━━━ Records for this exercise ━━━

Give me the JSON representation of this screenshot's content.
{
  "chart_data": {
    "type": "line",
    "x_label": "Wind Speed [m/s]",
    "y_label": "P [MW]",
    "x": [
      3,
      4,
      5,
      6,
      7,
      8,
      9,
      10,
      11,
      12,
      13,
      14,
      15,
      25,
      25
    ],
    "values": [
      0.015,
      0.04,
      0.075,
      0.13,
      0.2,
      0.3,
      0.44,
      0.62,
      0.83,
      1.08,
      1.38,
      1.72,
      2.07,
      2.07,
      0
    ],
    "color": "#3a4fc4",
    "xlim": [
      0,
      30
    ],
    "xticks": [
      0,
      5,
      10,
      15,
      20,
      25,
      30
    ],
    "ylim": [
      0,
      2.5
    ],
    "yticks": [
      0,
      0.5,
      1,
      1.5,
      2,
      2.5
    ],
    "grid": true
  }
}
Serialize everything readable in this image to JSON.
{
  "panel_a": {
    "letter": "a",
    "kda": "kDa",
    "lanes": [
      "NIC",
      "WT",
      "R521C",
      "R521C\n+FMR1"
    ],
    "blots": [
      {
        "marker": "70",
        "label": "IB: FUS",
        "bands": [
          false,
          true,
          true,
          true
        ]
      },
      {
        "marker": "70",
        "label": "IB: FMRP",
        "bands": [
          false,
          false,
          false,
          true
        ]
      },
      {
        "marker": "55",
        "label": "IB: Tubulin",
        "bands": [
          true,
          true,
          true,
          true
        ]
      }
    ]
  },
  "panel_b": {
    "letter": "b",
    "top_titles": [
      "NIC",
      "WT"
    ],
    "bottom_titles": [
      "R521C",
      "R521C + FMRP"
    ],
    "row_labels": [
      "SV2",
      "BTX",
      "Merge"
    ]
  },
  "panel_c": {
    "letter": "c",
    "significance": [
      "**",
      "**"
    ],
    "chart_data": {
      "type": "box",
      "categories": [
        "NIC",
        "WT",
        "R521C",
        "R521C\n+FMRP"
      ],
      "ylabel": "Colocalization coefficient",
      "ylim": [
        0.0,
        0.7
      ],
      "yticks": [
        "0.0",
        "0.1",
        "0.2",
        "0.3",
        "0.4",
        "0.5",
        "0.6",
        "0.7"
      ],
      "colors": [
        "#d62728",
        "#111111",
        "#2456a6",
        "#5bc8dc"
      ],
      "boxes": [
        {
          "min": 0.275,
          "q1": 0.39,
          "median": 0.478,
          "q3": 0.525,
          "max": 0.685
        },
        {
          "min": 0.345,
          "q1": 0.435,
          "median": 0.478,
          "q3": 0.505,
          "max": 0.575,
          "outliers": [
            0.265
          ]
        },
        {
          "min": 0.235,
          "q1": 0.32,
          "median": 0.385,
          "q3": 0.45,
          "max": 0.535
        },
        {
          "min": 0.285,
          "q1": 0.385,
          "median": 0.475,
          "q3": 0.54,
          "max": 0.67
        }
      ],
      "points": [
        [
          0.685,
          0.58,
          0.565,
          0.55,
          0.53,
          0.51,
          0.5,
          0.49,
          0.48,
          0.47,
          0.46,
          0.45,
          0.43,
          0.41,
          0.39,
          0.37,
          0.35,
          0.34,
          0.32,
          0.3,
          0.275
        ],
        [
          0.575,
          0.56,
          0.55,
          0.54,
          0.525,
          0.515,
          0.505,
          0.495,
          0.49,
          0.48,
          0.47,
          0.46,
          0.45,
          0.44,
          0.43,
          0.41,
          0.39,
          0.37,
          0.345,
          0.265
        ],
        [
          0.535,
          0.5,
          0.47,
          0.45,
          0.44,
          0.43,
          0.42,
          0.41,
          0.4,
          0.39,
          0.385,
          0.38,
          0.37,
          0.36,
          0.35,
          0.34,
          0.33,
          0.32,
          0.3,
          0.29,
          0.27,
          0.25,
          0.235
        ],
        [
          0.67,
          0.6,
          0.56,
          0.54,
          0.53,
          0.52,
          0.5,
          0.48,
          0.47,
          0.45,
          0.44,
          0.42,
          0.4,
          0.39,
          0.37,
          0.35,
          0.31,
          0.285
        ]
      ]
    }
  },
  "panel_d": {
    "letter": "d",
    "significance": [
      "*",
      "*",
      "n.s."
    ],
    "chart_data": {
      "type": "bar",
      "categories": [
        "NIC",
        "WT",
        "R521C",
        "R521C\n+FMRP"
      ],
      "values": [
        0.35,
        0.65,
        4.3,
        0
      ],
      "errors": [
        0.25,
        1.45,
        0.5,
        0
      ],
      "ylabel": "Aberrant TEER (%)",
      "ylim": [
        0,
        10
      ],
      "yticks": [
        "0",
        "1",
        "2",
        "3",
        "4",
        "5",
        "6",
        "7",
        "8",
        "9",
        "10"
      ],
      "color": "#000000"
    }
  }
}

━━━

Given instruction> Copy out the whole listing exactly as written.

Task response>
Give me the JSON representation of this screenshot's content.
{
  "chart_data": {
    "type": "line",
    "x_label": "Wind Speed [m/s]",
    "y_label": "P [MW]",
    "x": [
      3,
      4,
      5,
      6,
      7,
      8,
      9,
      10,
      11,
      12,
      13,
      14,
      15,
      25,
      25
    ],
    "values": [
      0.015,
      0.04,
      0.075,
      0.13,
      0.2,
      0.3,
      0.44,
      0.62,
      0.83,
      1.08,
      1.38,
      1.72,
      2.07,
      2.07,
      0
    ],
    "color": "#3a4fc4",
    "xlim": [
      0,
      30
    ],
    "xticks": [
      0,
      5,
      10,
      15,
      20,
      25,
      30
    ],
    "ylim": [
      0,
      2.5
    ],
    "yticks": [
      0,
      0.5,
      1,
      1.5,
      2,
      2.5
    ],
    "grid": true
  }
}
Serialize everything readable in this image to JSON.
{
  "panel_a": {
    "letter": "a",
    "kda": "kDa",
    "lanes": [
      "NIC",
      "WT",
      "R521C",
      "R521C\n+FMR1"
    ],
    "blots": [
      {
        "marker": "70",
        "label": "IB: FUS",
        "bands": [
          false,
          true,
          true,
          true
        ]
      },
      {
        "marker": "70",
        "label": "IB: FMRP",
        "bands": [
          false,
          false,
          false,
          true
        ]
      },
      {
        "marker": "55",
        "label": "IB: Tubulin",
        "bands": [
          true,
          true,
          true,
          true
        ]
      }
    ]
  },
  "panel_b": {
    "letter": "b",
    "top_titles": [
      "NIC",
      "WT"
    ],
    "bottom_titles": [
      "R521C",
      "R521C + FMRP"
    ],
    "row_labels": [
      "SV2",
      "BTX",
      "Merge"
    ]
  },
  "panel_c": {
    "letter": "c",
    "significance": [
      "**",
      "**"
    ],
    "chart_data": {
      "type": "box",
      "categories": [
        "NIC",
        "WT",
        "R521C",
        "R521C\n+FMRP"
      ],
      "ylabel": "Colocalization coefficient",
      "ylim": [
        0.0,
        0.7
      ],
      "yticks": [
        "0.0",
        "0.1",
        "0.2",
        "0.3",
        "0.4",
        "0.5",
        "0.6",
        "0.7"
      ],
      "colors": [
        "#d62728",
        "#111111",
        "#2456a6",
        "#5bc8dc"
      ],
      "boxes": [
        {
          "min": 0.275,
          "q1": 0.39,
          "median": 0.478,
          "q3": 0.525,
          "max": 0.685
        },
        {
          "min": 0.345,
          "q1": 0.435,
          "median": 0.478,
          "q3": 0.505,
          "max": 0.575,
          "outliers": [
            0.265
          ]
        },
        {
          "min": 0.235,
          "q1": 0.32,
          "median": 0.385,
          "q3": 0.45,
          "max": 0.535
        },
        {
          "min": 0.285,
          "q1": 0.385,
          "median": 0.475,
          "q3": 0.54,
          "max": 0.67
        }
      ],
      "points": [
        [
          0.685,
          0.58,
          0.565,
          0.55,
          0.53,
          0.51,
          0.5,
          0.49,
          0.48,
          0.47,
          0.46,
          0.45,
          0.43,
          0.41,
          0.39,
          0.37,
          0.35,
          0.34,
          0.32,
          0.3,
          0.275
        ],
        [
          0.575,
          0.56,
          0.55,
          0.54,
          0.525,
          0.515,
          0.505,
          0.495,
          0.49,
          0.48,
          0.47,
          0.46,
          0.45,
          0.44,
          0.43,
          0.41,
          0.39,
          0.37,
          0.345,
          0.265
        ],
        [
          0.535,
          0.5,
          0.47,
          0.45,
          0.44,
          0.43,
          0.42,
          0.41,
          0.4,
          0.39,
          0.385,
          0.38,
          0.37,
          0.36,
          0.35,
          0.34,
          0.33,
          0.32,
          0.3,
          0.29,
          0.27,
          0.25,
          0.235
        ],
        [
          0.67,
          0.6,
          0.56,
          0.54,
          0.53,
          0.52,
          0.5,
          0.48,
          0.47,
          0.45,
          0.44,
          0.42,
          0.4,
          0.39,
          0.37,
          0.35,
          0.31,
          0.285
        ]
      ]
    }
  },
  "panel_d": {
    "letter": "d",
    "significance": [
      "*",
      "*",
      "n.s."
    ],
    "chart_data": {
      "type": "bar",
      "categories": [
        "NIC",
        "WT",
        "R521C",
        "R521C\n+FMRP"
      ],
      "values": [
        0.35,
        0.65,
        4.3,
        0
      ],
      "errors": [
        0.25,
        1.45,
        0.5,
        0
      ],
      "ylabel": "Aberrant TEER (%)",
      "ylim": [
        0,
        10
      ],
      "yticks": [
        "0",
        "1",
        "2",
        "3",
        "4",
        "5",
        "6",
        "7",
        "8",
        "9",
        "10"
      ],
      "color": "#000000"
    }
  }
}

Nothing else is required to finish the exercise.